All of the data must be printed exactly; please include every line.

[start of Recorded information]

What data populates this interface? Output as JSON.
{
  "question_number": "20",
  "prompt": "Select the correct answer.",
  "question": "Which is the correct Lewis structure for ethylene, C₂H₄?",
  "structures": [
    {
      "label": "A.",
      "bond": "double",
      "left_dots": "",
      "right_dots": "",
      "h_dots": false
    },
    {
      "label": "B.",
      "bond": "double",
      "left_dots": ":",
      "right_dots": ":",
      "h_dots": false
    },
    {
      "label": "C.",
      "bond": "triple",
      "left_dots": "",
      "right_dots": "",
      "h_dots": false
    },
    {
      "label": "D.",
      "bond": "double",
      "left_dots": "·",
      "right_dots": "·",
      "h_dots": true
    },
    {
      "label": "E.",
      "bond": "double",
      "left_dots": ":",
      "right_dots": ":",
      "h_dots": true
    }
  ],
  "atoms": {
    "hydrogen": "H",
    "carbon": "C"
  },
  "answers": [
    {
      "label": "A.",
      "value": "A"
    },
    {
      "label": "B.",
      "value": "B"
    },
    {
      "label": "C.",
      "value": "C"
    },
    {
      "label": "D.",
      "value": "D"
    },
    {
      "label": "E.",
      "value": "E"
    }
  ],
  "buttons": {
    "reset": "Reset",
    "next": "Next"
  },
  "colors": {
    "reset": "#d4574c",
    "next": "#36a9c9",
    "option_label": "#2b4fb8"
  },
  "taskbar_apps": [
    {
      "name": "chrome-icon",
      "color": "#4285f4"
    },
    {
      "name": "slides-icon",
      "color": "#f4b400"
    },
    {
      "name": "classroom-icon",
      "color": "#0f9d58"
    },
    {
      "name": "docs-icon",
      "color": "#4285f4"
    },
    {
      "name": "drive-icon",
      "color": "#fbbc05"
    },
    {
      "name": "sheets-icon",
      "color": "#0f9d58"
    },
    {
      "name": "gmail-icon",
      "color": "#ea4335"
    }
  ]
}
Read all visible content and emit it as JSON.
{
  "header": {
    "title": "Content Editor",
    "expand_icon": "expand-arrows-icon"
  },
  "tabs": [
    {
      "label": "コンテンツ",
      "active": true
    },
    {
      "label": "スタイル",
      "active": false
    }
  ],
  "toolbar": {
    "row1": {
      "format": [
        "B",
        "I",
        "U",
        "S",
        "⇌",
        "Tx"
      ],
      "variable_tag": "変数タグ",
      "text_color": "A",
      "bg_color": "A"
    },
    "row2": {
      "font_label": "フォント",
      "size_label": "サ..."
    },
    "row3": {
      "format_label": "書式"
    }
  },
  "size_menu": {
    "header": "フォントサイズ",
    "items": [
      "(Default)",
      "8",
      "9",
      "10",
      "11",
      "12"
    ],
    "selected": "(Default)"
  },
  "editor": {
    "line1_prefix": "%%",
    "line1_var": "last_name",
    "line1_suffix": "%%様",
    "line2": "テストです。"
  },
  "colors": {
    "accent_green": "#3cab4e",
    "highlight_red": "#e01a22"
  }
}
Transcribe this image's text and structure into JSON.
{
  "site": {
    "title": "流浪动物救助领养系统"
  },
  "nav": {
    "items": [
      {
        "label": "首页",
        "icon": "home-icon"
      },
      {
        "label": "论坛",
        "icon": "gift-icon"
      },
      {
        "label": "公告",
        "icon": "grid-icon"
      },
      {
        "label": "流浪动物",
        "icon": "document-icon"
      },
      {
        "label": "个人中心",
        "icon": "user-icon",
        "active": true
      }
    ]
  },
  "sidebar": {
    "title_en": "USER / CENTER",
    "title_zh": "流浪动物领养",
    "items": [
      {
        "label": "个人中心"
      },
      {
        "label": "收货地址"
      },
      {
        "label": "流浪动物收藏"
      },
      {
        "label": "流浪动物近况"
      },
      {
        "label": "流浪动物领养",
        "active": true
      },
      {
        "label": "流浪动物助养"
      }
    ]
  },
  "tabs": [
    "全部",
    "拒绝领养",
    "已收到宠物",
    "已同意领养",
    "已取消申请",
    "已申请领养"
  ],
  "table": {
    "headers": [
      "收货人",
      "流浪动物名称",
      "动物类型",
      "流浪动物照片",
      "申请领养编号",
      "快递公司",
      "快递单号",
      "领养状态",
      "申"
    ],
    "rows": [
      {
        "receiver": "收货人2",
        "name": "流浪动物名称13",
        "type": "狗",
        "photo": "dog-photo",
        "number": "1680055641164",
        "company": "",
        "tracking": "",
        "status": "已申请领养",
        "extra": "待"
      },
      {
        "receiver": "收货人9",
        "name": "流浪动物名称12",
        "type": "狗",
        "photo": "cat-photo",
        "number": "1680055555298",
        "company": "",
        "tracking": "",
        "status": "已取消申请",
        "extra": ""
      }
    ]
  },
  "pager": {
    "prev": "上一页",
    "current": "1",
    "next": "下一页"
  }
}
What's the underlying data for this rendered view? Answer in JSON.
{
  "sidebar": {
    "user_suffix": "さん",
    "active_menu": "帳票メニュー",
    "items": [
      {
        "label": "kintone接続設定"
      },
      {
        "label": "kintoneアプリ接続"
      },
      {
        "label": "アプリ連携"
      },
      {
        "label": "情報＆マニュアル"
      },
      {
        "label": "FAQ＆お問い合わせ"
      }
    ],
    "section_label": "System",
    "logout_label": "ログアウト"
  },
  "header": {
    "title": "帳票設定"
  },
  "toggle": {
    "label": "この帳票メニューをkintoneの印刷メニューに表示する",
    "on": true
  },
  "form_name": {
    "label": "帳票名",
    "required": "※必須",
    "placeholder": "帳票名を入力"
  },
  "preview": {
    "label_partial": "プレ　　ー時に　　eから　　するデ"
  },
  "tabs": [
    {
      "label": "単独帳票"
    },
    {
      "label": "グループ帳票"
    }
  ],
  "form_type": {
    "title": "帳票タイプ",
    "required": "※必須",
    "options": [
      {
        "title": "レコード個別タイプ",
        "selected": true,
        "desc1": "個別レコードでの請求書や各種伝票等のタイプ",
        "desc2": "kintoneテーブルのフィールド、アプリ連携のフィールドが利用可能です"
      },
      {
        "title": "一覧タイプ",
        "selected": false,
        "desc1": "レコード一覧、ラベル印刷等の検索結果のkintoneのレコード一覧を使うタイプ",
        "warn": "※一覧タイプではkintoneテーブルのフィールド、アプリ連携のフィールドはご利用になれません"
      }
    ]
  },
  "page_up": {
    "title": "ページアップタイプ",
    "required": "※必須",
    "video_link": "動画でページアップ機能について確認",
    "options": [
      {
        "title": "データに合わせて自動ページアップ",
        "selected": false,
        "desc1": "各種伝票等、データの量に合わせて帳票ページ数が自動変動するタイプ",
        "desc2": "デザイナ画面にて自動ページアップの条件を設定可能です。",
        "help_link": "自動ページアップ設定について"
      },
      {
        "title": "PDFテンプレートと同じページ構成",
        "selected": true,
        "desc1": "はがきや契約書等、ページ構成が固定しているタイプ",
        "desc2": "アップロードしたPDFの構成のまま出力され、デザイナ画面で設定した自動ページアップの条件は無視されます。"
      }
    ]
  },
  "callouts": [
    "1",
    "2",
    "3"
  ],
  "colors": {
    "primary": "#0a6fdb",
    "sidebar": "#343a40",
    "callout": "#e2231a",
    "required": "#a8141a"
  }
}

[end of Recorded information]

### Task answer
What data populates this interface? Output as JSON.
{
  "question_number": "20",
  "prompt": "Select the correct answer.",
  "question": "Which is the correct Lewis structure for ethylene, C₂H₄?",
  "structures": [
    {
      "label": "A.",
      "bond": "double",
      "left_dots": "",
      "right_dots": "",
      "h_dots": false
    },
    {
      "label": "B.",
      "bond": "double",
      "left_dots": ":",
      "right_dots": ":",
      "h_dots": false
    },
    {
      "label": "C.",
      "bond": "triple",
      "left_dots": "",
      "right_dots": "",
      "h_dots": false
    },
    {
      "label": "D.",
      "bond": "double",
      "left_dots": "·",
      "right_dots": "·",
      "h_dots": true
    },
    {
      "label": "E.",
      "bond": "double",
      "left_dots": ":",
      "right_dots": ":",
      "h_dots": true
    }
  ],
  "atoms": {
    "hydrogen": "H",
    "carbon": "C"
  },
  "answers": [
    {
      "label": "A.",
      "value": "A"
    },
    {
      "label": "B.",
      "value": "B"
    },
    {
      "label": "C.",
      "value": "C"
    },
    {
      "label": "D.",
      "value": "D"
    },
    {
      "label": "E.",
      "value": "E"
    }
  ],
  "buttons": {
    "reset": "Reset",
    "next": "Next"
  },
  "colors": {
    "reset": "#d4574c",
    "next": "#36a9c9",
    "option_label": "#2b4fb8"
  },
  "taskbar_apps": [
    {
      "name": "chrome-icon",
      "color": "#4285f4"
    },
    {
      "name": "slides-icon",
      "color": "#f4b400"
    },
    {
      "name": "classroom-icon",
      "color": "#0f9d58"
    },
    {
      "name": "docs-icon",
      "color": "#4285f4"
    },
    {
      "name": "drive-icon",
      "color": "#fbbc05"
    },
    {
      "name": "sheets-icon",
      "color": "#0f9d58"
    },
    {
      "name": "gmail-icon",
      "color": "#ea4335"
    }
  ]
}
Read all visible content and emit it as JSON.
{
  "header": {
    "title": "Content Editor",
    "expand_icon": "expand-arrows-icon"
  },
  "tabs": [
    {
      "label": "コンテンツ",
      "active": true
    },
    {
      "label": "スタイル",
      "active": false
    }
  ],
  "toolbar": {
    "row1": {
      "format": [
        "B",
        "I",
        "U",
        "S",
        "⇌",
        "Tx"
      ],
      "variable_tag": "変数タグ",
      "text_color": "A",
      "bg_color": "A"
    },
    "row2": {
      "font_label": "フォント",
      "size_label": "サ..."
    },
    "row3": {
      "format_label": "書式"
    }
  },
  "size_menu": {
    "header": "フォントサイズ",
    "items": [
      "(Default)",
      "8",
      "9",
      "10",
      "11",
      "12"
    ],
    "selected": "(Default)"
  },
  "editor": {
    "line1_prefix": "%%",
    "line1_var": "last_name",
    "line1_suffix": "%%様",
    "line2": "テストです。"
  },
  "colors": {
    "accent_green": "#3cab4e",
    "highlight_red": "#e01a22"
  }
}
Transcribe this image's text and structure into JSON.
{
  "site": {
    "title": "流浪动物救助领养系统"
  },
  "nav": {
    "items": [
      {
        "label": "首页",
        "icon": "home-icon"
      },
      {
        "label": "论坛",
        "icon": "gift-icon"
      },
      {
        "label": "公告",
        "icon": "grid-icon"
      },
      {
        "label": "流浪动物",
        "icon": "document-icon"
      },
      {
        "label": "个人中心",
        "icon": "user-icon",
        "active": true
      }
    ]
  },
  "sidebar": {
    "title_en": "USER / CENTER",
    "title_zh": "流浪动物领养",
    "items": [
      {
        "label": "个人中心"
      },
      {
        "label": "收货地址"
      },
      {
        "label": "流浪动物收藏"
      },
      {
        "label": "流浪动物近况"
      },
      {
        "label": "流浪动物领养",
        "active": true
      },
      {
        "label": "流浪动物助养"
      }
    ]
  },
  "tabs": [
    "全部",
    "拒绝领养",
    "已收到宠物",
    "已同意领养",
    "已取消申请",
    "已申请领养"
  ],
  "table": {
    "headers": [
      "收货人",
      "流浪动物名称",
      "动物类型",
      "流浪动物照片",
      "申请领养编号",
      "快递公司",
      "快递单号",
      "领养状态",
      "申"
    ],
    "rows": [
      {
        "receiver": "收货人2",
        "name": "流浪动物名称13",
        "type": "狗",
        "photo": "dog-photo",
        "number": "1680055641164",
        "company": "",
        "tracking": "",
        "status": "已申请领养",
        "extra": "待"
      },
      {
        "receiver": "收货人9",
        "name": "流浪动物名称12",
        "type": "狗",
        "photo": "cat-photo",
        "number": "1680055555298",
        "company": "",
        "tracking": "",
        "status": "已取消申请",
        "extra": ""
      }
    ]
  },
  "pager": {
    "prev": "上一页",
    "current": "1",
    "next": "下一页"
  }
}
What's the underlying data for this rendered view? Answer in JSON.
{
  "sidebar": {
    "user_suffix": "さん",
    "active_menu": "帳票メニュー",
    "items": [
      {
        "label": "kintone接続設定"
      },
      {
        "label": "kintoneアプリ接続"
      },
      {
        "label": "アプリ連携"
      },
      {
        "label": "情報＆マニュアル"
      },
      {
        "label": "FAQ＆お問い合わせ"
      }
    ],
    "section_label": "System",
    "logout_label": "ログアウト"
  },
  "header": {
    "title": "帳票設定"
  },
  "toggle": {
    "label": "この帳票メニューをkintoneの印刷メニューに表示する",
    "on": true
  },
  "form_name": {
    "label": "帳票名",
    "required": "※必須",
    "placeholder": "帳票名を入力"
  },
  "preview": {
    "label_partial": "プレ　　ー時に　　eから　　するデ"
  },
  "tabs": [
    {
      "label": "単独帳票"
    },
    {
      "label": "グループ帳票"
    }
  ],
  "form_type": {
    "title": "帳票タイプ",
    "required": "※必須",
    "options": [
      {
        "title": "レコード個別タイプ",
        "selected": true,
        "desc1": "個別レコードでの請求書や各種伝票等のタイプ",
        "desc2": "kintoneテーブルのフィールド、アプリ連携のフィールドが利用可能です"
      },
      {
        "title": "一覧タイプ",
        "selected": false,
        "desc1": "レコード一覧、ラベル印刷等の検索結果のkintoneのレコード一覧を使うタイプ",
        "warn": "※一覧タイプではkintoneテーブルのフィールド、アプリ連携のフィールドはご利用になれません"
      }
    ]
  },
  "page_up": {
    "title": "ページアップタイプ",
    "required": "※必須",
    "video_link": "動画でページアップ機能について確認",
    "options": [
      {
        "title": "データに合わせて自動ページアップ",
        "selected": false,
        "desc1": "各種伝票等、データの量に合わせて帳票ページ数が自動変動するタイプ",
        "desc2": "デザイナ画面にて自動ページアップの条件を設定可能です。",
        "help_link": "自動ページアップ設定について"
      },
      {
        "title": "PDFテンプレートと同じページ構成",
        "selected": true,
        "desc1": "はがきや契約書等、ページ構成が固定しているタイプ",
        "desc2": "アップロードしたPDFの構成のまま出力され、デザイナ画面で設定した自動ページアップの条件は無視されます。"
      }
    ]
  },
  "callouts": [
    "1",
    "2",
    "3"
  ],
  "colors": {
    "primary": "#0a6fdb",
    "sidebar": "#343a40",
    "callout": "#e2231a",
    "required": "#a8141a"
  }
}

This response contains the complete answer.